**The records**

------------------------------------------------------------------------

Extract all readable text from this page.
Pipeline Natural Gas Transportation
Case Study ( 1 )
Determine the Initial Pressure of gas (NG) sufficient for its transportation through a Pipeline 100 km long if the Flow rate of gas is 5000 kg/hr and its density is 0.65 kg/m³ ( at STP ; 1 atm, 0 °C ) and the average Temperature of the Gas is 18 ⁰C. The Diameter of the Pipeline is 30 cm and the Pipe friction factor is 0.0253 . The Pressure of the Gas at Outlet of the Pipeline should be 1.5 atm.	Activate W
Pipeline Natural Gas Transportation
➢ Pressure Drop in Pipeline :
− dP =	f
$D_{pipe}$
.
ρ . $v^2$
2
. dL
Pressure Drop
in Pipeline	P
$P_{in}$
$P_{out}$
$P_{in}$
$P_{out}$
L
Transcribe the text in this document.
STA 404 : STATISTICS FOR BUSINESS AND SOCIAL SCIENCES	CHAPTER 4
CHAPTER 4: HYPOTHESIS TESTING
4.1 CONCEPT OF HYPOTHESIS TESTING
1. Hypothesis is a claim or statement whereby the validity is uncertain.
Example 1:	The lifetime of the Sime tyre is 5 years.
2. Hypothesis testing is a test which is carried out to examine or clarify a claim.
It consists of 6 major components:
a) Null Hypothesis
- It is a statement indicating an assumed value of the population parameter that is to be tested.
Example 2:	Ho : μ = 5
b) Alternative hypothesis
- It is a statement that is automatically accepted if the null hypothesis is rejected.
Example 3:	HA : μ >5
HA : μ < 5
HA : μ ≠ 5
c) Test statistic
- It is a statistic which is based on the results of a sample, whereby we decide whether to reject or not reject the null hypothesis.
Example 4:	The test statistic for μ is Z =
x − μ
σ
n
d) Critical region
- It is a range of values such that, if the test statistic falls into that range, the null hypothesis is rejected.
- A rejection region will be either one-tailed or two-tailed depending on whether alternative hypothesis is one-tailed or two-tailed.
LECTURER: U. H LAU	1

------------------------------------------------------------------------

**Your objective**
Repeat the preceding lines exactly, please, every one of them.

**Task output**
Extract all readable text from this page.
Pipeline Natural Gas Transportation
Case Study ( 1 )
Determine the Initial Pressure of gas (NG) sufficient for its transportation through a Pipeline 100 km long if the Flow rate of gas is 5000 kg/hr and its density is 0.65 kg/m³ ( at STP ; 1 atm, 0 °C ) and the average Temperature of the Gas is 18 ⁰C. The Diameter of the Pipeline is 30 cm and the Pipe friction factor is 0.0253 . The Pressure of the Gas at Outlet of the Pipeline should be 1.5 atm.	Activate W
Pipeline Natural Gas Transportation
➢ Pressure Drop in Pipeline :
− dP =	f
$D_{pipe}$
.
ρ . $v^2$
2
. dL
Pressure Drop
in Pipeline	P
$P_{in}$
$P_{out}$
$P_{in}$
$P_{out}$
L
Transcribe the text in this document.
STA 404 : STATISTICS FOR BUSINESS AND SOCIAL SCIENCES	CHAPTER 4
CHAPTER 4: HYPOTHESIS TESTING
4.1 CONCEPT OF HYPOTHESIS TESTING
1. Hypothesis is a claim or statement whereby the validity is uncertain.
Example 1:	The lifetime of the Sime tyre is 5 years.
2. Hypothesis testing is a test which is carried out to examine or clarify a claim.
It consists of 6 major components:
a) Null Hypothesis
- It is a statement indicating an assumed value of the population parameter that is to be tested.
Example 2:	Ho : μ = 5
b) Alternative hypothesis
- It is a statement that is automatically accepted if the null hypothesis is rejected.
Example 3:	HA : μ >5
HA : μ < 5
HA : μ ≠ 5
c) Test statistic
- It is a statistic which is based on the results of a sample, whereby we decide whether to reject or not reject the null hypothesis.
Example 4:	The test statistic for μ is Z =
x − μ
σ
n
d) Critical region
- It is a range of values such that, if the test statistic falls into that range, the null hypothesis is rejected.
- A rejection region will be either one-tailed or two-tailed depending on whether alternative hypothesis is one-tailed or two-tailed.
LECTURER: U. H LAU	1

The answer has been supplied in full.